- **What the exercise asks**
Report how many lines below contain the word "name". Give only the number.

---------- Record extracts ----------

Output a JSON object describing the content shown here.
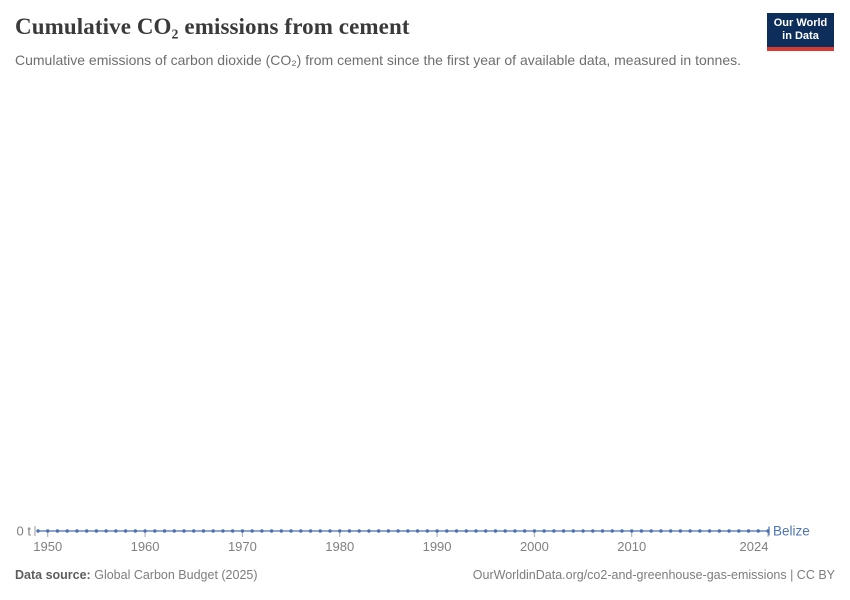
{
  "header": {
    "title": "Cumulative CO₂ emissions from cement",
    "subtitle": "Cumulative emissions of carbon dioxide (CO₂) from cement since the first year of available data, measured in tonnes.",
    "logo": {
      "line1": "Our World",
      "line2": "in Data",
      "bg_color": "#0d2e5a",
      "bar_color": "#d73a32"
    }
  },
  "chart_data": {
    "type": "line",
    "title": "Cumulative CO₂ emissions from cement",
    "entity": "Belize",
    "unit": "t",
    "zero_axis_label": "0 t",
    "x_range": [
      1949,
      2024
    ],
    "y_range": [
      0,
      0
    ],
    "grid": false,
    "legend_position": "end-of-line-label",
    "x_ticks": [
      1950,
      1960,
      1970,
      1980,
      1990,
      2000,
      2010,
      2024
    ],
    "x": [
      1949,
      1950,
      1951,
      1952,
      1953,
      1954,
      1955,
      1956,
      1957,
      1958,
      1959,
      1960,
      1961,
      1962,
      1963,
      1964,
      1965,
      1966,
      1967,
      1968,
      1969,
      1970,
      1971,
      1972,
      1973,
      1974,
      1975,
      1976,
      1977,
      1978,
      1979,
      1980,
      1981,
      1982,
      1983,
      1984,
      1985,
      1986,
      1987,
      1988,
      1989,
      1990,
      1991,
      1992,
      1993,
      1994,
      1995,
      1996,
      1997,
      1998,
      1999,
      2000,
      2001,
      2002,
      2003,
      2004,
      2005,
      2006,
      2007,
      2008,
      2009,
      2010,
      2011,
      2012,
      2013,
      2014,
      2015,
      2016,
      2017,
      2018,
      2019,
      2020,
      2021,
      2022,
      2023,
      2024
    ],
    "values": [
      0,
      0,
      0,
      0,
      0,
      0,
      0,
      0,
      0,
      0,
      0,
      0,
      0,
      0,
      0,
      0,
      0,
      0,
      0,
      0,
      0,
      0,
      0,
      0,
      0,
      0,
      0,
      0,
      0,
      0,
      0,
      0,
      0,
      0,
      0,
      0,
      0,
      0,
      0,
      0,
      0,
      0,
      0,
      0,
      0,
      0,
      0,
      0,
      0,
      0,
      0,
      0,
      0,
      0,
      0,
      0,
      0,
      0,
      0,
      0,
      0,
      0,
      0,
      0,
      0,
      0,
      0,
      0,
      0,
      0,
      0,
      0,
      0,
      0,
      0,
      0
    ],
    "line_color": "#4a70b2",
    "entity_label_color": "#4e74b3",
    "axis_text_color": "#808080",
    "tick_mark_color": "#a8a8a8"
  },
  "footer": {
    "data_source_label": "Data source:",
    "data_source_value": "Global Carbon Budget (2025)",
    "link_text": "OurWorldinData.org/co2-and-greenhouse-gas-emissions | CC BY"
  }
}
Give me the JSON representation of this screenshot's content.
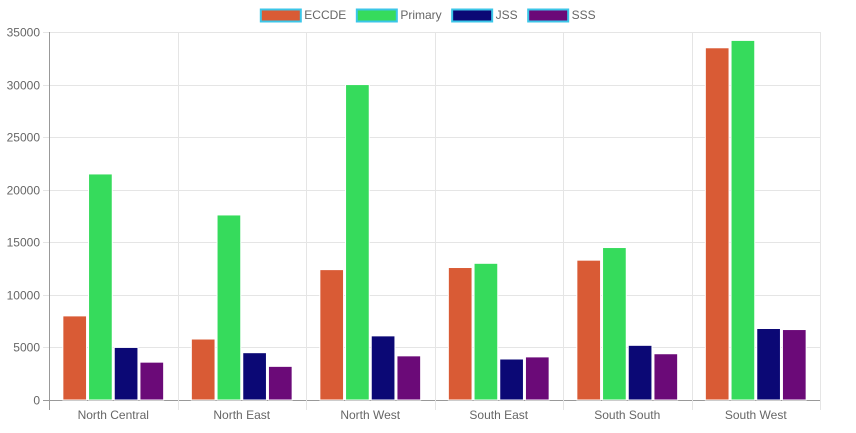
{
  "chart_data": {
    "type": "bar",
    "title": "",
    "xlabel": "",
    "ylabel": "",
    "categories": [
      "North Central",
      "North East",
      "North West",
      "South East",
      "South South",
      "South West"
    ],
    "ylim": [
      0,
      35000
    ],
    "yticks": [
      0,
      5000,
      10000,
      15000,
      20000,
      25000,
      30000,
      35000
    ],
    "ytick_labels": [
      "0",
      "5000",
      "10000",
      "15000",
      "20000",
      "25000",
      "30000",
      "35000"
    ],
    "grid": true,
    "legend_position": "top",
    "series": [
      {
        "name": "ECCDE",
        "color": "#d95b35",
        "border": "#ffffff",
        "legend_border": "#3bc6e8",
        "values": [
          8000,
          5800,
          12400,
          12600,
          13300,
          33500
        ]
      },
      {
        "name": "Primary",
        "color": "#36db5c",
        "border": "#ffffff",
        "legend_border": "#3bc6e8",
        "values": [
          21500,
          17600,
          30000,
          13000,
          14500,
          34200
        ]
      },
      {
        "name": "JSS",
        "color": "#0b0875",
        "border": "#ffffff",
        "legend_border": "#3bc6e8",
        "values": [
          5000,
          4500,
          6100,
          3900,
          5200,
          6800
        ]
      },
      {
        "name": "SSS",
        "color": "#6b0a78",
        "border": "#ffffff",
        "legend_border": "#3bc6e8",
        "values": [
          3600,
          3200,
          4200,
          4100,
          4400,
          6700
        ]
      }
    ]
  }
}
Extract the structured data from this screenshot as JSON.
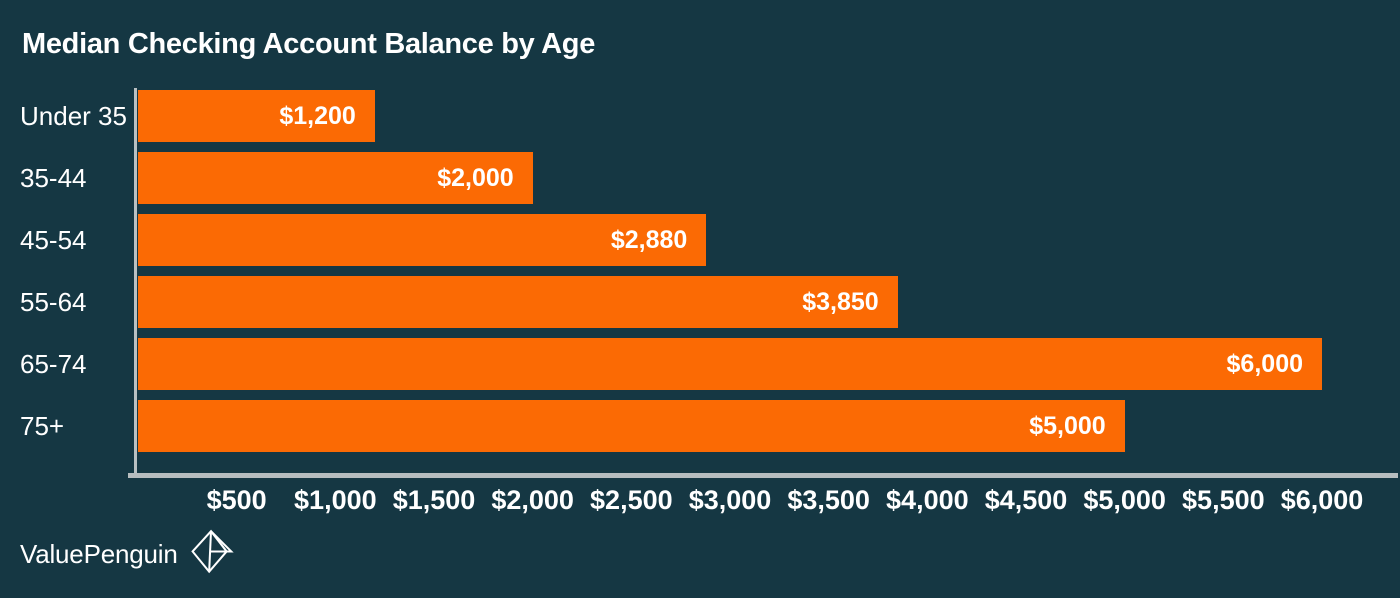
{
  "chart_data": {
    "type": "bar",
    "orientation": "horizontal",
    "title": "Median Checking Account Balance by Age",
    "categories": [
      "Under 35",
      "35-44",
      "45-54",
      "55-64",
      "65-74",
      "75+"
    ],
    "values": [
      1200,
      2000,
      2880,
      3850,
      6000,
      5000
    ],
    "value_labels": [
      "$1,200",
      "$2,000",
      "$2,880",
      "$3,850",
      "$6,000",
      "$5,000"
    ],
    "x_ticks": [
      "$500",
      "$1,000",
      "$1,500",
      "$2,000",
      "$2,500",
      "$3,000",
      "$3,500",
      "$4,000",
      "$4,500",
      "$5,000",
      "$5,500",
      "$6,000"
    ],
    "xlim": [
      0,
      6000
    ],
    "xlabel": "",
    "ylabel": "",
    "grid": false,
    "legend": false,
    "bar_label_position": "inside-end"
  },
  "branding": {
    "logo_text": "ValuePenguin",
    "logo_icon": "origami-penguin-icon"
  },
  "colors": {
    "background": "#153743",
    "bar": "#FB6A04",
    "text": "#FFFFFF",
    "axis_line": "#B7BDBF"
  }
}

----------

- **Exercise output**
4